▸ **Short exercise**: Return the records exactly as they are.

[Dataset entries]
--

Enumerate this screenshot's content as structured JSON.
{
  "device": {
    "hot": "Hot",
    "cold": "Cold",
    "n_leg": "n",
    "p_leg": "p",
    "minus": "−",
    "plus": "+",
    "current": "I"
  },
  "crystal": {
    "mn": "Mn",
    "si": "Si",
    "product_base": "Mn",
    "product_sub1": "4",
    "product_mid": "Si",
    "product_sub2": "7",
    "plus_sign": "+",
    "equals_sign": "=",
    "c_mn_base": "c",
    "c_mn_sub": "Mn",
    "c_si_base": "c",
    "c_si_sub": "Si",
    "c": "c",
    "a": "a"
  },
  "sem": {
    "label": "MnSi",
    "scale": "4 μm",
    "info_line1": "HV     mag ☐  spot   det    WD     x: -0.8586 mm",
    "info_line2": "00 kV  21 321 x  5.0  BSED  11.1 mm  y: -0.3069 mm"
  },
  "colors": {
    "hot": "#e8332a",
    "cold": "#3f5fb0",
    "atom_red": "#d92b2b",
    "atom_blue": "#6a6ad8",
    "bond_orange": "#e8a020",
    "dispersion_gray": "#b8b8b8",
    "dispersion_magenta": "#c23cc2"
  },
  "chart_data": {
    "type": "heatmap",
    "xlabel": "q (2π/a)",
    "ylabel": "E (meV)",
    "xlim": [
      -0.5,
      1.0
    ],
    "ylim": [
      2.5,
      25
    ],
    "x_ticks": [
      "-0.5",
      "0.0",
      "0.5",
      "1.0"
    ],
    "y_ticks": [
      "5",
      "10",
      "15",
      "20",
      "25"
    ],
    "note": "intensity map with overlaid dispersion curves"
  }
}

--

▸ **Expected output**:
Enumerate this screenshot's content as structured JSON.
{
  "device": {
    "hot": "Hot",
    "cold": "Cold",
    "n_leg": "n",
    "p_leg": "p",
    "minus": "−",
    "plus": "+",
    "current": "I"
  },
  "crystal": {
    "mn": "Mn",
    "si": "Si",
    "product_base": "Mn",
    "product_sub1": "4",
    "product_mid": "Si",
    "product_sub2": "7",
    "plus_sign": "+",
    "equals_sign": "=",
    "c_mn_base": "c",
    "c_mn_sub": "Mn",
    "c_si_base": "c",
    "c_si_sub": "Si",
    "c": "c",
    "a": "a"
  },
  "sem": {
    "label": "MnSi",
    "scale": "4 μm",
    "info_line1": "HV     mag ☐  spot   det    WD     x: -0.8586 mm",
    "info_line2": "00 kV  21 321 x  5.0  BSED  11.1 mm  y: -0.3069 mm"
  },
  "colors": {
    "hot": "#e8332a",
    "cold": "#3f5fb0",
    "atom_red": "#d92b2b",
    "atom_blue": "#6a6ad8",
    "bond_orange": "#e8a020",
    "dispersion_gray": "#b8b8b8",
    "dispersion_magenta": "#c23cc2"
  },
  "chart_data": {
    "type": "heatmap",
    "xlabel": "q (2π/a)",
    "ylabel": "E (meV)",
    "xlim": [
      -0.5,
      1.0
    ],
    "ylim": [
      2.5,
      25
    ],
    "x_ticks": [
      "-0.5",
      "0.0",
      "0.5",
      "1.0"
    ],
    "y_ticks": [
      "5",
      "10",
      "15",
      "20",
      "25"
    ],
    "note": "intensity map with overlaid dispersion curves"
  }
}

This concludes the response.